§ **Recorded data**
-- start --
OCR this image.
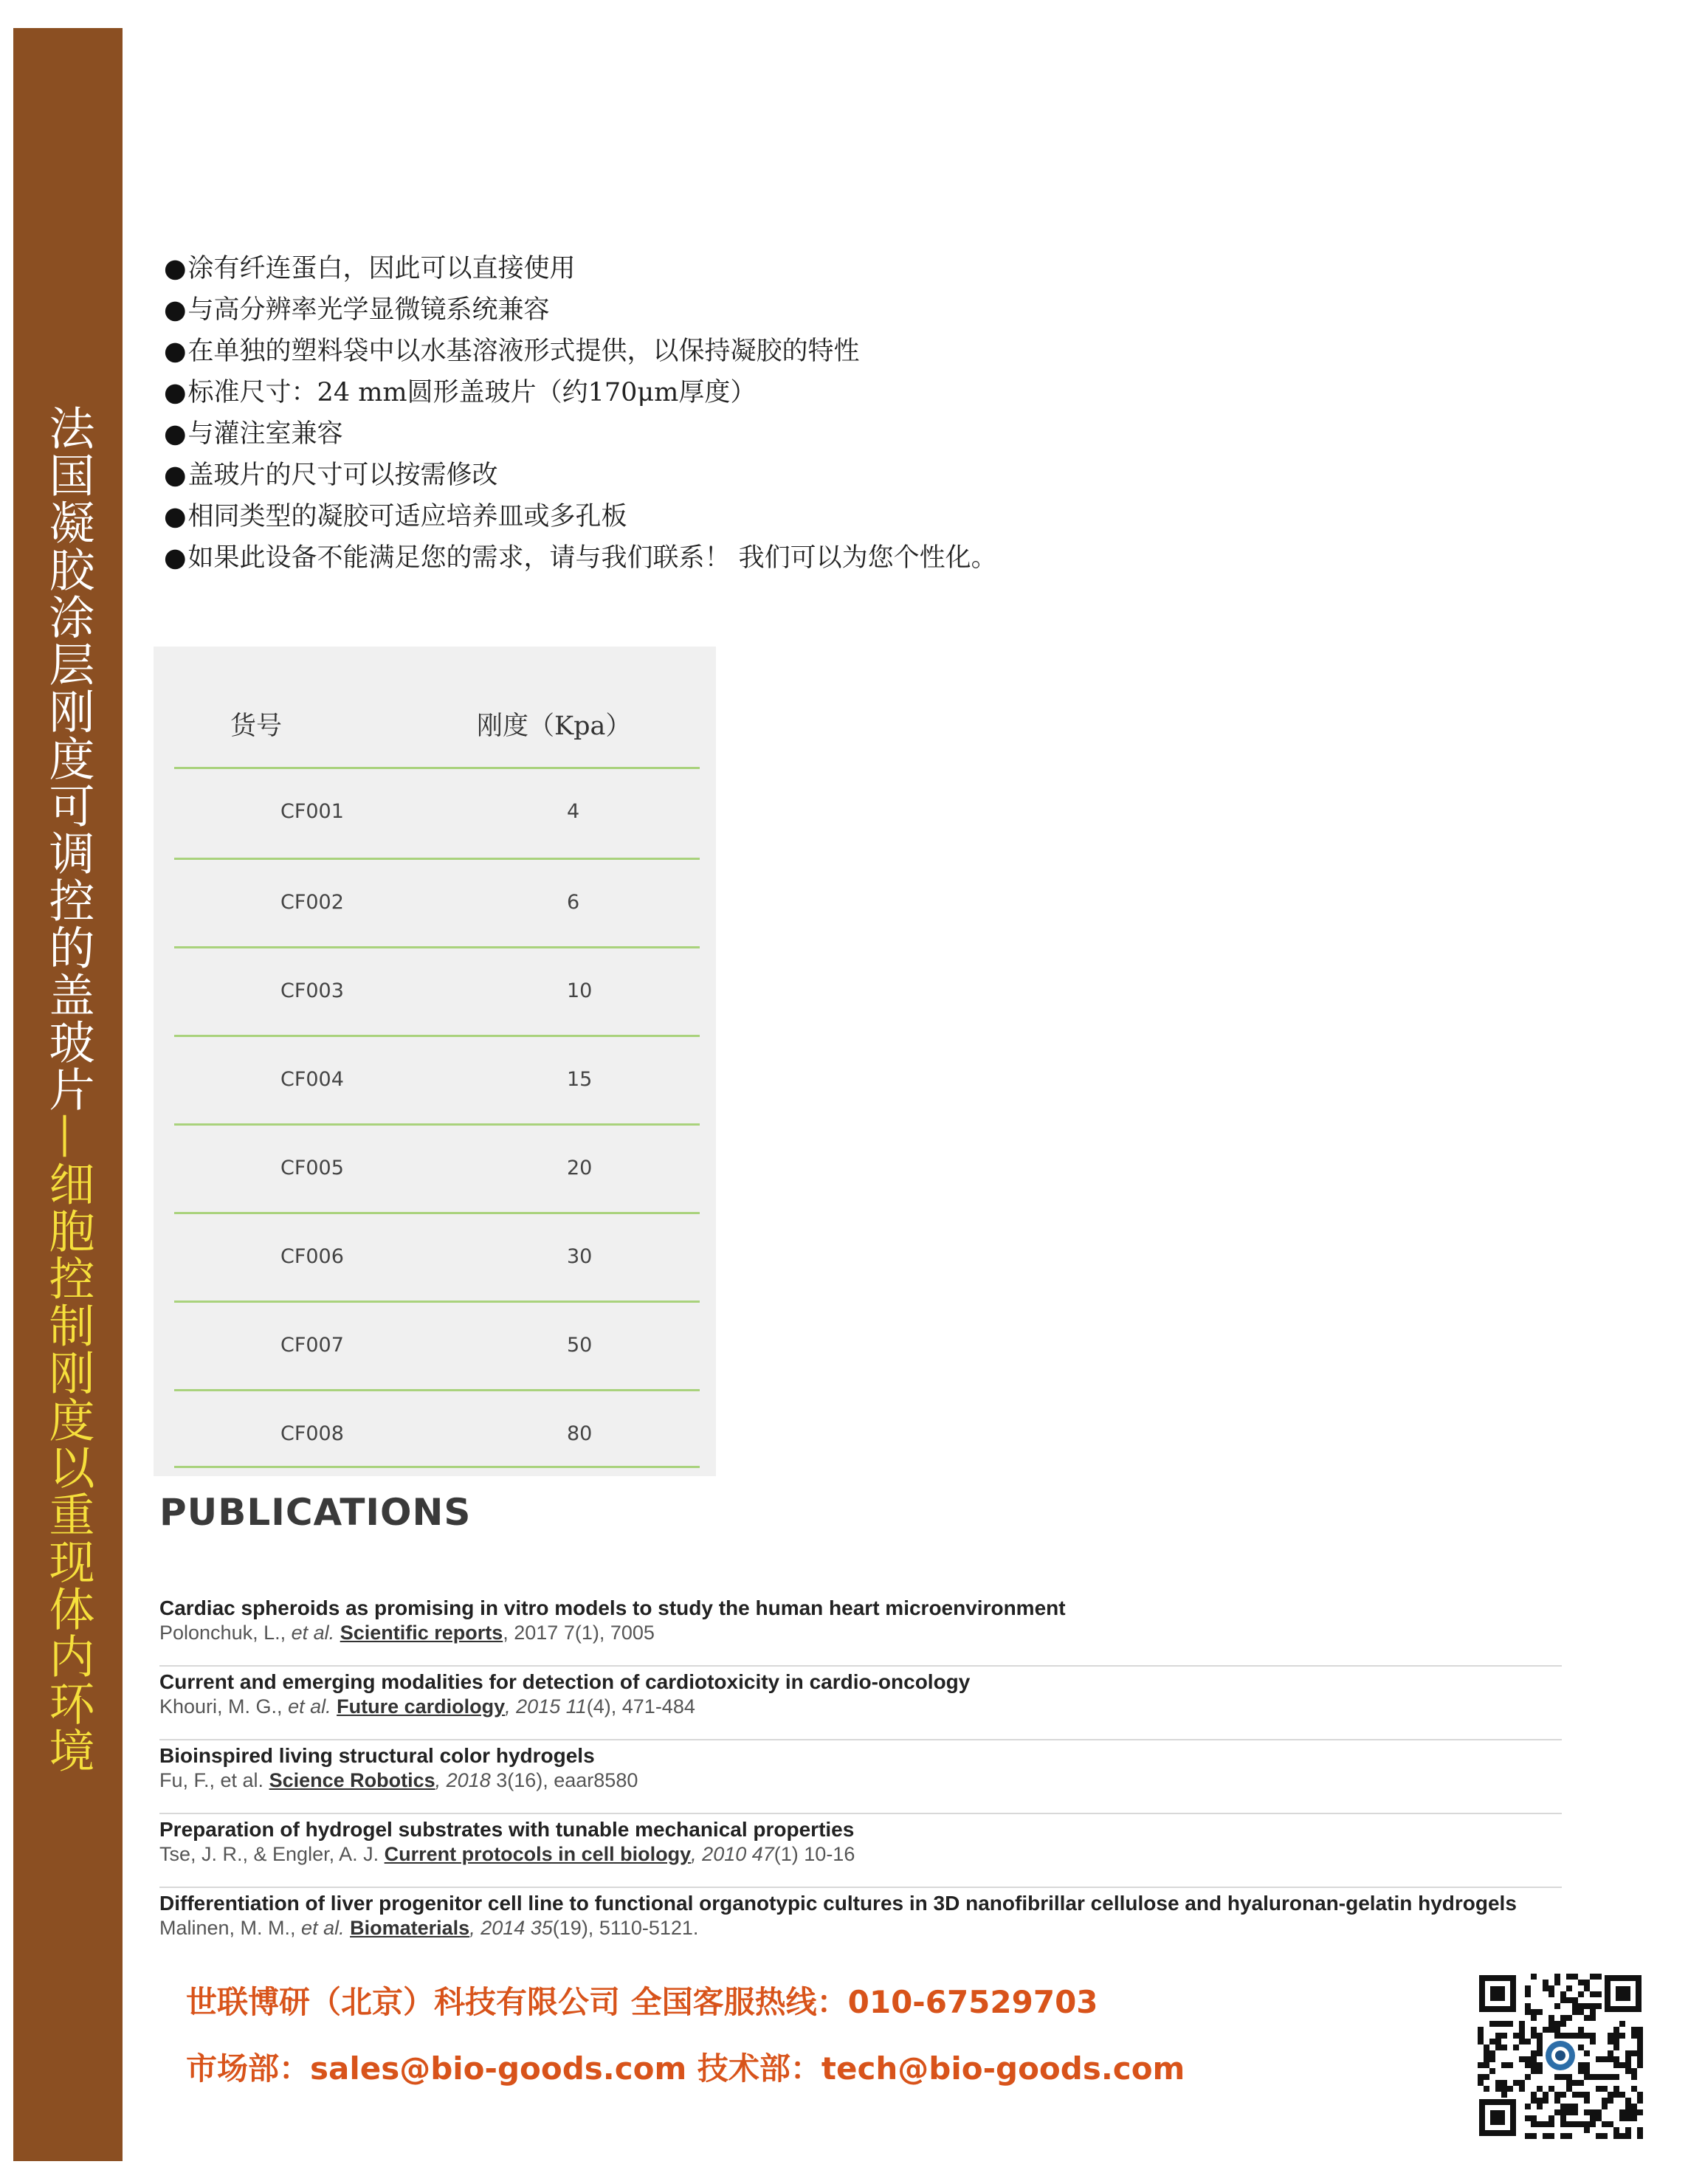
法国凝胶涂层刚度可调控的盖玻片—细胞控制刚度以重现体内环境
●涂有纤连蛋白，因此可以直接使用
●与高分辨率光学显微镜系统兼容
●在单独的塑料袋中以水基溶液形式提供，以保持凝胶的特性
●标准尺寸：24 mm圆形盖玻片（约170μm厚度）
●与灌注室兼容
●盖玻片的尺寸可以按需修改
●相同类型的凝胶可适应培养皿或多孔板
●如果此设备不能满足您的需求，请与我们联系！ 我们可以为您个性化。
货号	刚度（Kpa）
CF001	4
CF002	6
CF003	10
CF004	15
CF005	20
CF006	30
CF007	50
CF008	80
PUBLICATIONS
Cardiac spheroids as promising in vitro models to study the human heart microenvironment
Polonchuk, L., et al. Scientific reports, 2017 7(1), 7005
Current and emerging modalities for detection of cardiotoxicity in cardio-oncology
Khouri, M. G., et al. Future cardiology, 2015 11(4), 471-484
Bioinspired living structural color hydrogels
Fu, F., et al. Science Robotics, 2018 3(16), eaar8580
Preparation of hydrogel substrates with tunable mechanical properties
Tse, J. R., & Engler, A. J. Current protocols in cell biology, 2010 47(1) 10-16
Differentiation of liver progenitor cell line to functional organotypic cultures in 3D nanofibrillar cellulose and hyaluronan-gelatin hydrogels
Malinen, M. M., et al. Biomaterials, 2014 35(19), 5110-5121.
世联博研（北京）科技有限公司 全国客服热线：010-67529703
市场部：sales@bio-goods.com 技术部：tech@bio-goods.com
-- end --
§ **EXERCISE**
Write out all the records again, exactly, minus any pictures.

§ **WRITTEN SOLUTION**
OCR this image.
法国凝胶涂层刚度可调控的盖玻片—细胞控制刚度以重现体内环境
●涂有纤连蛋白，因此可以直接使用
●与高分辨率光学显微镜系统兼容
●在单独的塑料袋中以水基溶液形式提供，以保持凝胶的特性
●标准尺寸：24 mm圆形盖玻片（约170μm厚度）
●与灌注室兼容
●盖玻片的尺寸可以按需修改
●相同类型的凝胶可适应培养皿或多孔板
●如果此设备不能满足您的需求，请与我们联系！ 我们可以为您个性化。
货号	刚度（Kpa）
CF001	4
CF002	6
CF003	10
CF004	15
CF005	20
CF006	30
CF007	50
CF008	80
PUBLICATIONS
Cardiac spheroids as promising in vitro models to study the human heart microenvironment
Polonchuk, L., et al. Scientific reports, 2017 7(1), 7005
Current and emerging modalities for detection of cardiotoxicity in cardio-oncology
Khouri, M. G., et al. Future cardiology, 2015 11(4), 471-484
Bioinspired living structural color hydrogels
Fu, F., et al. Science Robotics, 2018 3(16), eaar8580
Preparation of hydrogel substrates with tunable mechanical properties
Tse, J. R., & Engler, A. J. Current protocols in cell biology, 2010 47(1) 10-16
Differentiation of liver progenitor cell line to functional organotypic cultures in 3D nanofibrillar cellulose and hyaluronan-gelatin hydrogels
Malinen, M. M., et al. Biomaterials, 2014 35(19), 5110-5121.
世联博研（北京）科技有限公司 全国客服热线：010-67529703
市场部：sales@bio-goods.com 技术部：tech@bio-goods.com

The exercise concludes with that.